ZIEL DER ÜBUNG: Schreibe aus dem Textauszug zum Excel-Sortierungscode eine Stelle wortgetreu ab. Beginne bei den Worten „Das Problem beim“ und höre nach „für ein Fehler?“ auf.

TEXTAUSZUG:
- - -

Mit der "ExecuteExcel4Macro"-Anweisung funktionierts zwar, allerdings aber nicht so, wie ich es mir vorstelle.

Das Problem beim Öffnen der externen Datei ist, dass der Sortierungsteil, welche du in der Public Sub t405709() erklärt hast, Fehler anzeigt.


----------



## Yaslaw (28. August 2017)

ExecuteExcel4Macro() kenn ich gar nicht.
Und was für ein Sortierungsteil? Was für ein Fehler?


----------



## theva (28. August 2017)

Yaslaw hat gesagt.:


> Ist nicht so schwer
> 
> Erklärungen im Code
> 
> ...



Hier der Bild-Sortierungscode
Und der Fehler ist hier:  Dim srcWs As Worksheet:     Set srcWs = Worksheets(C_SRC_TABLE)

Bevor ich so viel "laber" und das Gespräch ins Nichts bringe, schreibe ich was ich vor habe.
Wie oben zitiert, habe ich die Excel-Datei sortiert. In der sortierten Excel-Datei sind ja: in der ersten Zeile "Bild: Bildnummer"; in der nächsten Zeilen die Einträge aufgelistet.

- - -

DATENBLOCK:
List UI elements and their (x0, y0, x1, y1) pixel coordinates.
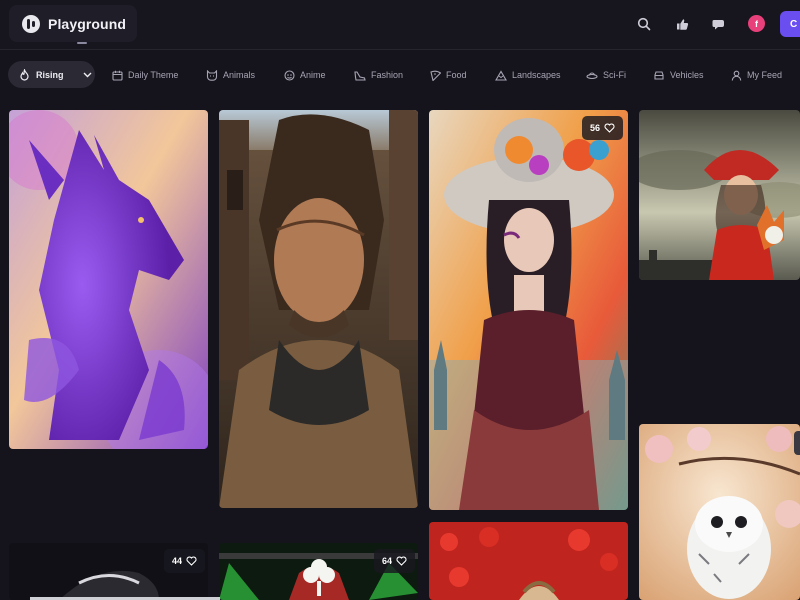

- - -

MUSTERLÖSUNG:
Das Problem beim Öffnen der externen Datei ist, dass der Sortierungsteil, welche du in der Public Sub t405709() erklärt hast, Fehler anzeigt.


----------



## Yaslaw (28. August 2017)

ExecuteExcel4Macro() kenn ich gar nicht.
Und was für ein Sortierungsteil? Was für ein Fehler?